======== RECORDS FOR PROCESSING
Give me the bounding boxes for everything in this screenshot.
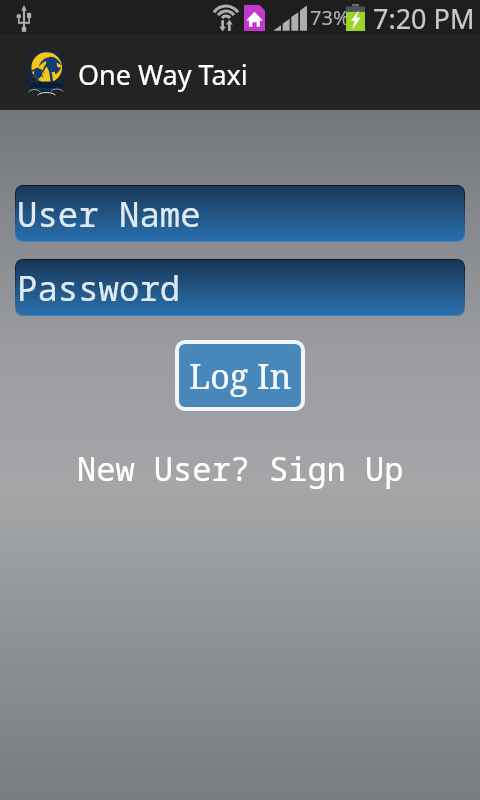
staticText: One Way Taxi [78,56,248,93]
button[interactable]: Password [15,259,465,316]
button[interactable]: New User? Sign Up [77,447,404,491]
staticText: Password [17,265,181,311]
button[interactable]: Log In [179,344,301,407]
staticText: User Name [17,191,201,237]
staticText: 73% [310,4,350,31]
staticText: Log In [189,353,292,399]
staticText: 7:20 PM [373,0,475,34]
button[interactable]: User Name [15,185,465,242]
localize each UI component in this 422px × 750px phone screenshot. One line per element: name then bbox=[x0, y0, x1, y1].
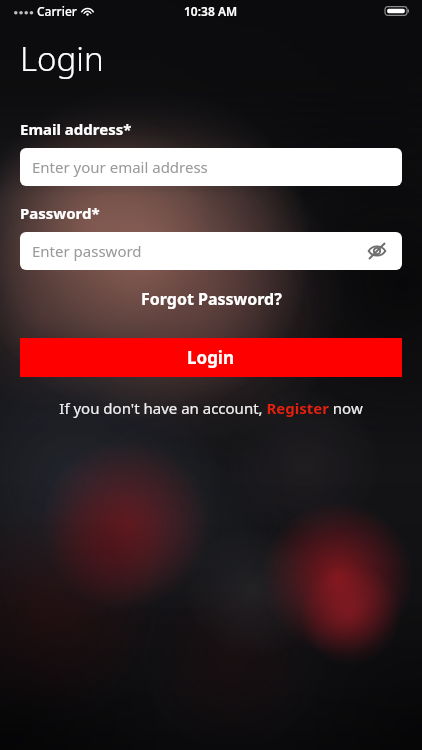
button[interactable]: Show password bbox=[364, 238, 390, 264]
button[interactable]: Enter your email address bbox=[20, 148, 402, 186]
button[interactable]: If you don't have an account, Register n… bbox=[0, 398, 422, 418]
staticText: Carrier bbox=[37, 3, 77, 19]
staticText: Login bbox=[187, 346, 235, 369]
staticText: Login bbox=[20, 36, 104, 81]
staticText: Forgot Password? bbox=[141, 288, 282, 310]
staticText: 10:38 AM bbox=[184, 3, 238, 19]
staticText: Password* bbox=[20, 203, 100, 223]
button[interactable]: Login bbox=[20, 338, 402, 377]
staticText: Enter your email address bbox=[32, 157, 208, 177]
staticText: Enter password bbox=[32, 241, 142, 261]
button[interactable]: Enter password bbox=[20, 232, 402, 270]
staticText: Email address* bbox=[20, 119, 132, 139]
button[interactable]: Forgot Password? bbox=[0, 288, 422, 310]
staticText: If you don't have an account, Register n… bbox=[59, 398, 363, 418]
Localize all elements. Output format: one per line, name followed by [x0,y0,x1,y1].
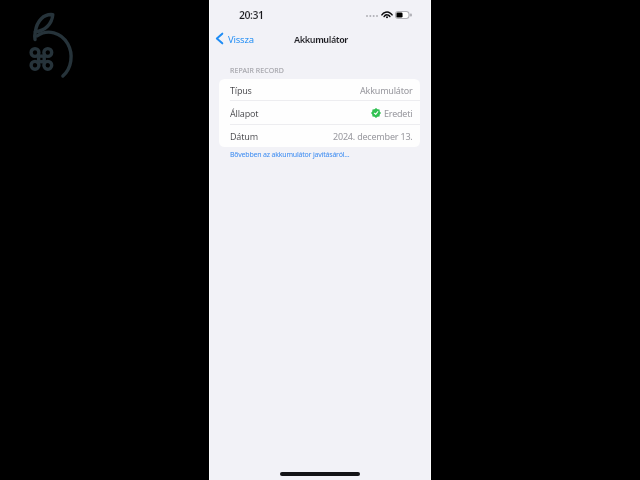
staticText: Állapot [230,107,259,119]
button[interactable]: Dátum [219,125,420,147]
other: Logo [28,13,72,77]
staticText: Akkumulátor [360,84,413,96]
button[interactable]: Állapot [219,101,420,125]
staticText: REPAIR RECORD [230,66,284,76]
staticText: 20:31 [239,8,264,22]
button[interactable]: Bővebben az akkumulátor javításáról... [230,150,350,160]
staticText: Akkumulátor [294,33,348,45]
button[interactable]: Típus [219,79,420,101]
staticText: Eredeti [384,107,413,119]
staticText: Vissza [228,33,254,46]
staticText: 2024. december 13. [333,130,413,142]
staticText: Dátum [230,130,258,142]
button[interactable]: Vissza [212,30,260,47]
staticText: Típus [230,84,252,96]
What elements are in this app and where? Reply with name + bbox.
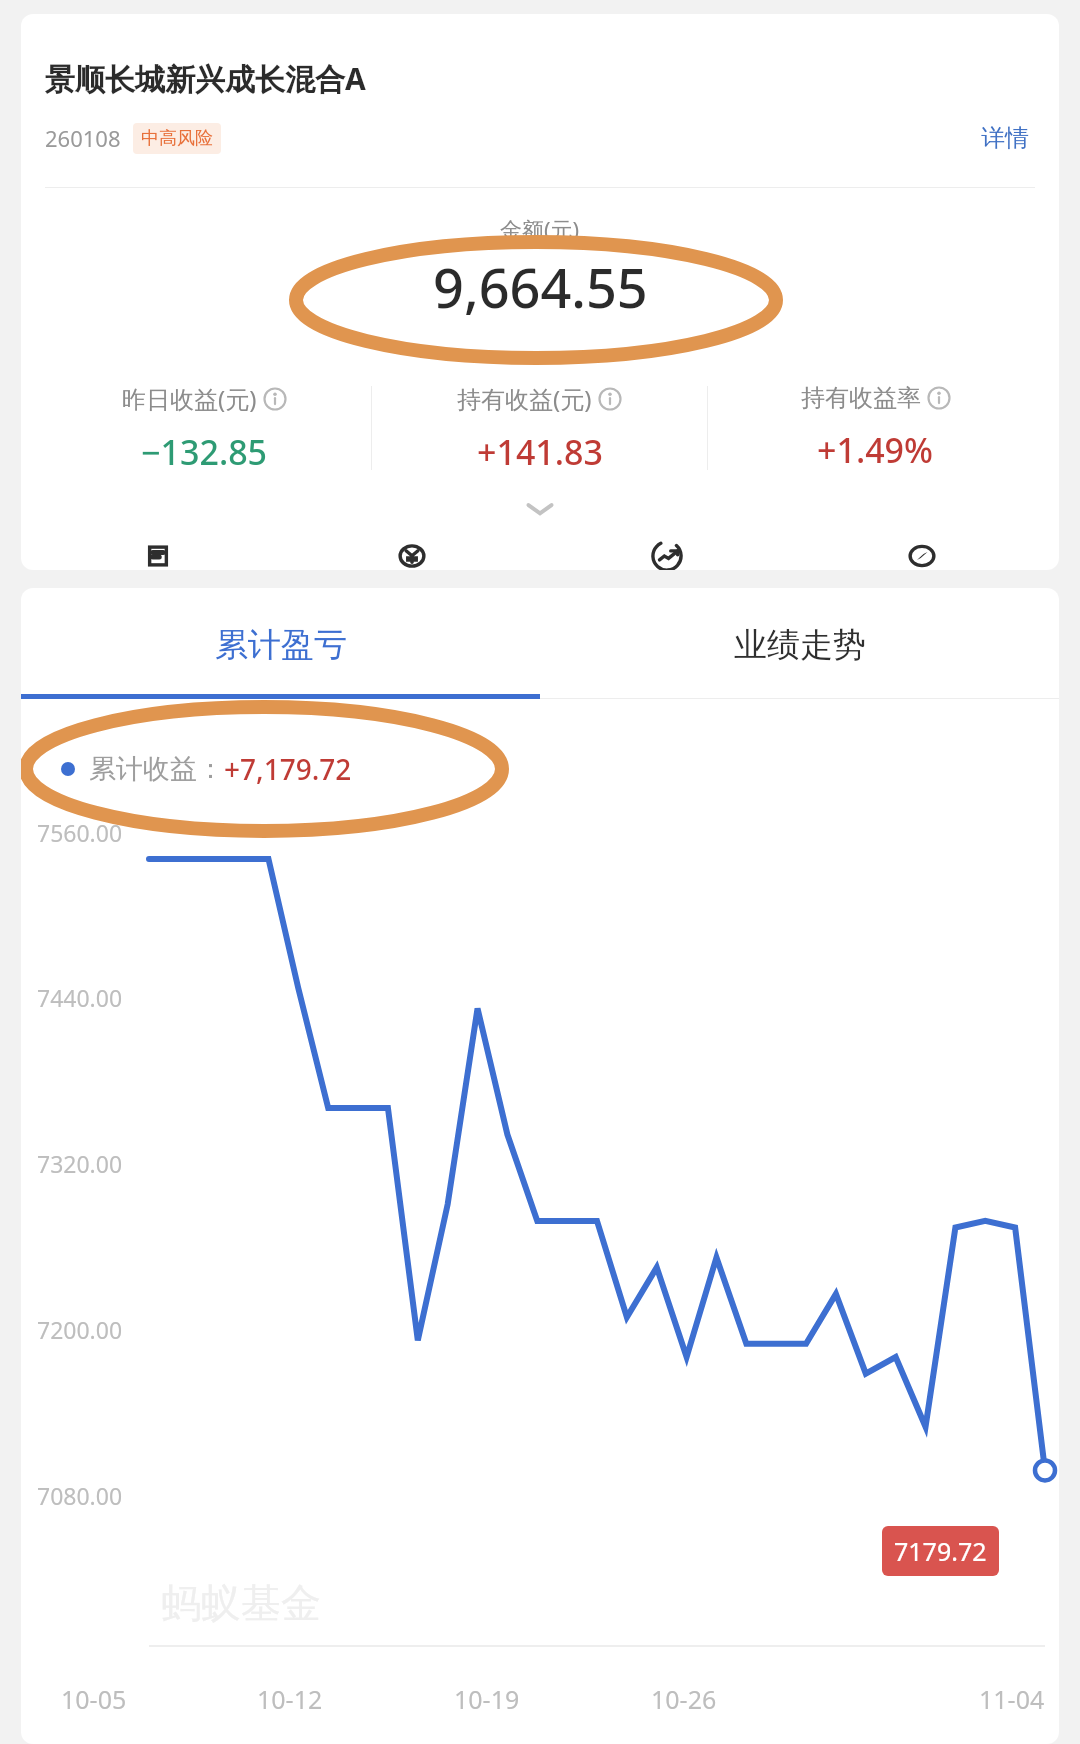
button[interactable]: 持有收益(元) bbox=[372, 372, 707, 484]
staticText: 10-19 bbox=[454, 1682, 520, 1716]
button[interactable]: 业绩走势 bbox=[540, 618, 1059, 672]
staticText: 7179.72 bbox=[894, 1534, 987, 1568]
staticText: 10-05 bbox=[61, 1682, 127, 1716]
staticText: 累计盈亏 bbox=[215, 624, 347, 666]
button[interactable]: 持有收益率 bbox=[708, 372, 1043, 484]
staticText: 业绩走势 bbox=[734, 624, 866, 666]
button[interactable]: 展开 bbox=[21, 494, 1059, 524]
staticText: 金额(元) bbox=[500, 214, 580, 244]
staticText: 7560.00 bbox=[37, 817, 123, 848]
button[interactable]: 收益明细 bbox=[31, 542, 285, 570]
staticText: 260108 bbox=[45, 123, 121, 153]
staticText: 7080.00 bbox=[37, 1480, 123, 1511]
staticText: 10-26 bbox=[651, 1682, 717, 1716]
staticText: 10-12 bbox=[257, 1682, 323, 1716]
staticText: +141.83 bbox=[477, 429, 603, 475]
staticText: 中高风险 bbox=[141, 127, 213, 150]
staticText: 7440.00 bbox=[37, 982, 123, 1013]
button[interactable]: 交易记录 bbox=[285, 542, 539, 570]
staticText: 蚂蚁基金 bbox=[161, 1578, 321, 1628]
staticText: 9,664.55 bbox=[433, 250, 648, 324]
staticText: 11-04 bbox=[979, 1682, 1045, 1716]
staticText: 7200.00 bbox=[37, 1314, 123, 1345]
staticText: 累计收益： bbox=[89, 752, 224, 786]
button[interactable]: 昨日收益(元) bbox=[37, 372, 371, 484]
staticText: +1.49% bbox=[817, 427, 934, 473]
staticText: 持有收益(元) bbox=[457, 382, 592, 415]
staticText: 持有收益率 bbox=[801, 383, 921, 413]
staticText: 7320.00 bbox=[37, 1148, 123, 1179]
staticText: −132.85 bbox=[141, 429, 268, 475]
button[interactable]: 详情 bbox=[975, 117, 1035, 159]
button[interactable]: 投资指南 bbox=[794, 542, 1049, 570]
button[interactable]: 投资计划 bbox=[539, 542, 794, 570]
button[interactable]: 累计盈亏 bbox=[21, 618, 540, 672]
staticText: +7,179.72 bbox=[224, 750, 352, 788]
staticText: 详情 bbox=[981, 123, 1029, 153]
staticText: 昨日收益(元) bbox=[122, 382, 257, 415]
staticText: 景顺长城新兴成长混合A bbox=[45, 58, 366, 99]
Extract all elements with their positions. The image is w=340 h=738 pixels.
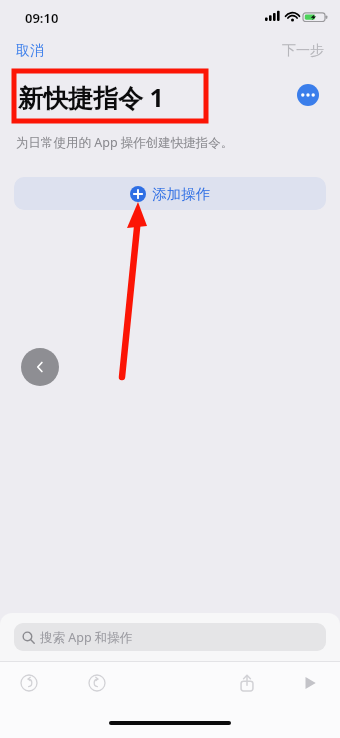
button[interactable]: Share (232, 668, 262, 698)
staticText: 取消 (16, 42, 44, 60)
staticText: 搜索 App 和操作 (40, 629, 133, 646)
button[interactable]: Redo (82, 668, 112, 698)
button[interactable]: 取消 (16, 42, 44, 60)
staticText: 下一步 (282, 42, 324, 60)
staticText: 添加操作 (152, 185, 210, 203)
staticText: 09:10 (25, 9, 59, 27)
button[interactable]: More options (297, 84, 319, 106)
staticText: 为日常使用的 App 操作创建快捷指令。 (16, 134, 234, 151)
button[interactable]: 添加操作 (14, 177, 326, 210)
button[interactable]: Back (21, 348, 59, 386)
button[interactable]: Undo (14, 668, 44, 698)
staticText: 新快捷指令 1 (18, 80, 164, 114)
button[interactable]: 搜索 App 和操作 (14, 623, 326, 651)
button[interactable]: Run (295, 668, 325, 698)
button[interactable]: 下一步 (282, 42, 324, 60)
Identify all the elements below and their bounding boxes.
================
WORK REQUIRED —
Count the lines in the records above that contain the string "Enter". Reply with the number alone.

WRITTEN SOLUTION —
4